Data listing
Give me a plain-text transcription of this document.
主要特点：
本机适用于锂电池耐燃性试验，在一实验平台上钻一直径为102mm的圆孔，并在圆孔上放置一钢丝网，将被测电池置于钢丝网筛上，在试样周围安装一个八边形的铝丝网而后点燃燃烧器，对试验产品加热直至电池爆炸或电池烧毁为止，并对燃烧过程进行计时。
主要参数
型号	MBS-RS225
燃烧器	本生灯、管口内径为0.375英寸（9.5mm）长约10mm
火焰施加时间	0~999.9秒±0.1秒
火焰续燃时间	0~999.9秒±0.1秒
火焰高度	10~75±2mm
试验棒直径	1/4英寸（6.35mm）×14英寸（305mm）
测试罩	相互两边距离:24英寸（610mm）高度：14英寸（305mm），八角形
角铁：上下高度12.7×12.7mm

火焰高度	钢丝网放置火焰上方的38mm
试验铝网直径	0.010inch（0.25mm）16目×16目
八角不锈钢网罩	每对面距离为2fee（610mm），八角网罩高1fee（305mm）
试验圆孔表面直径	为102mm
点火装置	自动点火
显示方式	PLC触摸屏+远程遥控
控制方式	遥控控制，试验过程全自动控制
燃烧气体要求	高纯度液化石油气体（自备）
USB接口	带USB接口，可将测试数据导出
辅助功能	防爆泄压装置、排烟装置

Problem to work on
Quote every line of the data, word for word.

Response
Give me a plain-text transcription of this document.
主要特点：
本机适用于锂电池耐燃性试验，在一实验平台上钻一直径为102mm的圆孔，并在圆孔上放置一钢丝网，将被测电池置于钢丝网筛上，在试样周围安装一个八边形的铝丝网而后点燃燃烧器，对试验产品加热直至电池爆炸或电池烧毁为止，并对燃烧过程进行计时。
主要参数
型号	MBS-RS225
燃烧器	本生灯、管口内径为0.375英寸（9.5mm）长约10mm
火焰施加时间	0~999.9秒±0.1秒
火焰续燃时间	0~999.9秒±0.1秒
火焰高度	10~75±2mm
试验棒直径	1/4英寸（6.35mm）×14英寸（305mm）
测试罩	相互两边距离:24英寸（610mm）高度：14英寸（305mm），八角形
角铁：上下高度12.7×12.7mm

火焰高度	钢丝网放置火焰上方的38mm
试验铝网直径	0.010inch（0.25mm）16目×16目
八角不锈钢网罩	每对面距离为2fee（610mm），八角网罩高1fee（305mm）
试验圆孔表面直径	为102mm
点火装置	自动点火
显示方式	PLC触摸屏+远程遥控
控制方式	遥控控制，试验过程全自动控制
燃烧气体要求	高纯度液化石油气体（自备）
USB接口	带USB接口，可将测试数据导出
辅助功能	防爆泄压装置、排烟装置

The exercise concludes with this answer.